**Task brief:** Return the material below in full and exactly.

**Data extract:**
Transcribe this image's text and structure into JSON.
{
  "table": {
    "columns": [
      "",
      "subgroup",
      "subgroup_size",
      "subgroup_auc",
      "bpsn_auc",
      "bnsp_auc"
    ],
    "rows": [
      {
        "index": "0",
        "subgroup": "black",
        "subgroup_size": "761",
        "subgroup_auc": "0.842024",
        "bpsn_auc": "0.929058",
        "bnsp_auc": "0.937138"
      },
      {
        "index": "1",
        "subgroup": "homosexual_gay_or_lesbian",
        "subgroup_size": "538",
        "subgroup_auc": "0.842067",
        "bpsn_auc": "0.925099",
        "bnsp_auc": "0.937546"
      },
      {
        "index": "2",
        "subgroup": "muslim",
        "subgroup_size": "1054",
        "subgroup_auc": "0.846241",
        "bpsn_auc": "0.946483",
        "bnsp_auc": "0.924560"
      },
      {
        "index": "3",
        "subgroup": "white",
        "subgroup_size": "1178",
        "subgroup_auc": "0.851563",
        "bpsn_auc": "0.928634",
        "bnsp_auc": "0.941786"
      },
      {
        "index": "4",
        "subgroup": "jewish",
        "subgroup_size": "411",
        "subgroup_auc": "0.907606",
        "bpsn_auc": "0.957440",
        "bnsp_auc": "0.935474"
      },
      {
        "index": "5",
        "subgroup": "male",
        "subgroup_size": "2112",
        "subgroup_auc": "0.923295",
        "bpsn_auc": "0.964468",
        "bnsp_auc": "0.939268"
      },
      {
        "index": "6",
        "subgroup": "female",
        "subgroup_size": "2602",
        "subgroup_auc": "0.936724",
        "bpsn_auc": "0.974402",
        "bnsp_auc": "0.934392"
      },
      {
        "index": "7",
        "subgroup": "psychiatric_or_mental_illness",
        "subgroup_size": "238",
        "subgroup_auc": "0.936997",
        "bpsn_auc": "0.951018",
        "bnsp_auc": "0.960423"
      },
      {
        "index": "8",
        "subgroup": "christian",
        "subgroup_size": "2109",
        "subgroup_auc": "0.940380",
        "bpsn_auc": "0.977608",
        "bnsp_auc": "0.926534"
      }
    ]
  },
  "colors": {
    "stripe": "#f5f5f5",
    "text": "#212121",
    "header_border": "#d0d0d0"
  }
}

**Exercise answer:**
Transcribe this image's text and structure into JSON.
{
  "table": {
    "columns": [
      "",
      "subgroup",
      "subgroup_size",
      "subgroup_auc",
      "bpsn_auc",
      "bnsp_auc"
    ],
    "rows": [
      {
        "index": "0",
        "subgroup": "black",
        "subgroup_size": "761",
        "subgroup_auc": "0.842024",
        "bpsn_auc": "0.929058",
        "bnsp_auc": "0.937138"
      },
      {
        "index": "1",
        "subgroup": "homosexual_gay_or_lesbian",
        "subgroup_size": "538",
        "subgroup_auc": "0.842067",
        "bpsn_auc": "0.925099",
        "bnsp_auc": "0.937546"
      },
      {
        "index": "2",
        "subgroup": "muslim",
        "subgroup_size": "1054",
        "subgroup_auc": "0.846241",
        "bpsn_auc": "0.946483",
        "bnsp_auc": "0.924560"
      },
      {
        "index": "3",
        "subgroup": "white",
        "subgroup_size": "1178",
        "subgroup_auc": "0.851563",
        "bpsn_auc": "0.928634",
        "bnsp_auc": "0.941786"
      },
      {
        "index": "4",
        "subgroup": "jewish",
        "subgroup_size": "411",
        "subgroup_auc": "0.907606",
        "bpsn_auc": "0.957440",
        "bnsp_auc": "0.935474"
      },
      {
        "index": "5",
        "subgroup": "male",
        "subgroup_size": "2112",
        "subgroup_auc": "0.923295",
        "bpsn_auc": "0.964468",
        "bnsp_auc": "0.939268"
      },
      {
        "index": "6",
        "subgroup": "female",
        "subgroup_size": "2602",
        "subgroup_auc": "0.936724",
        "bpsn_auc": "0.974402",
        "bnsp_auc": "0.934392"
      },
      {
        "index": "7",
        "subgroup": "psychiatric_or_mental_illness",
        "subgroup_size": "238",
        "subgroup_auc": "0.936997",
        "bpsn_auc": "0.951018",
        "bnsp_auc": "0.960423"
      },
      {
        "index": "8",
        "subgroup": "christian",
        "subgroup_size": "2109",
        "subgroup_auc": "0.940380",
        "bpsn_auc": "0.977608",
        "bnsp_auc": "0.926534"
      }
    ]
  },
  "colors": {
    "stripe": "#f5f5f5",
    "text": "#212121",
    "header_border": "#d0d0d0"
  }
}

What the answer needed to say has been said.